Data records:

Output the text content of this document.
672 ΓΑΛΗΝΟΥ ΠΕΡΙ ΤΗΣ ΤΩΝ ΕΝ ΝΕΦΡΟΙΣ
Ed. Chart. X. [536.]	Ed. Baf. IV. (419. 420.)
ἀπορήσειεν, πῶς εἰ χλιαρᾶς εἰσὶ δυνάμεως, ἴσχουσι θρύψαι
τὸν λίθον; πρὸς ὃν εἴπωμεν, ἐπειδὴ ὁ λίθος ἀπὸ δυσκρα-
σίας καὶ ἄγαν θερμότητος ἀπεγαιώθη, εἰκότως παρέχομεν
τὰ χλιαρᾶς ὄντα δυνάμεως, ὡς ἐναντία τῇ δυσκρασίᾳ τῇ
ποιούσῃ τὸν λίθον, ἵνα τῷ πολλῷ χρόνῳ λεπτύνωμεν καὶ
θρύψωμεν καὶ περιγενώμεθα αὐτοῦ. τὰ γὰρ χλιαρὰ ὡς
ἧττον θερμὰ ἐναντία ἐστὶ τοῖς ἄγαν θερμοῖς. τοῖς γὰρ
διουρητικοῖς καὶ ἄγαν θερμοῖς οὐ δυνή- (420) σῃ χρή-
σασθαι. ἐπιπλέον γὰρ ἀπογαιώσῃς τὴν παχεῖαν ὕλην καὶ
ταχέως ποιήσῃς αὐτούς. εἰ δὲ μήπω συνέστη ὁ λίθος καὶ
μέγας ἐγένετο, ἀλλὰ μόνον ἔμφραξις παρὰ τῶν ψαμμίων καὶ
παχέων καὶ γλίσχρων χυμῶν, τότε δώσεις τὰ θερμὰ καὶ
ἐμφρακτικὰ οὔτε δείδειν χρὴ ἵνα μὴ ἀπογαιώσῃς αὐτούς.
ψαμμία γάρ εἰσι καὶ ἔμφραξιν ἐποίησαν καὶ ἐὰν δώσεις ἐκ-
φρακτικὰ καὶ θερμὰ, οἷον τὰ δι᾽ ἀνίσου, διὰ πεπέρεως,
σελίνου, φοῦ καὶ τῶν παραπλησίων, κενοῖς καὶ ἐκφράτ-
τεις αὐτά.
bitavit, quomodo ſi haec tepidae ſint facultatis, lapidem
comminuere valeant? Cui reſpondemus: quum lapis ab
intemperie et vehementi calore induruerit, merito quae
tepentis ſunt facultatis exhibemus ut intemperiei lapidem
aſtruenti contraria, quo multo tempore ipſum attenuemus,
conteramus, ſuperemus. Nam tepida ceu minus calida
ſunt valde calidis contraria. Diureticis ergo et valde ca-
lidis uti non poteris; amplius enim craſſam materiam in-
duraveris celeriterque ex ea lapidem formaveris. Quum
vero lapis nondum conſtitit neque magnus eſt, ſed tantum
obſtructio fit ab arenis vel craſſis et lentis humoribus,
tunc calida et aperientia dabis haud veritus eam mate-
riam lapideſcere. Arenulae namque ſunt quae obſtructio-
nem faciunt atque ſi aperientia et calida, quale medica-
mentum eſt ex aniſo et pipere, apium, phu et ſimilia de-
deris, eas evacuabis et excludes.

> _YOUR OBJECTIVE_
Check each line of the records above for the string "χλιαρᾶς", and report every line that has it.

> _RESULT BELOW_
ἀπορήσειεν, πῶς εἰ χλιαρᾶς εἰσὶ δυνάμεως, ἴσχουσι θρύψαι
τὰ χλιαρᾶς ὄντα δυνάμεως, ὡς ἐναντία τῇ δυσκρασίᾳ τῇ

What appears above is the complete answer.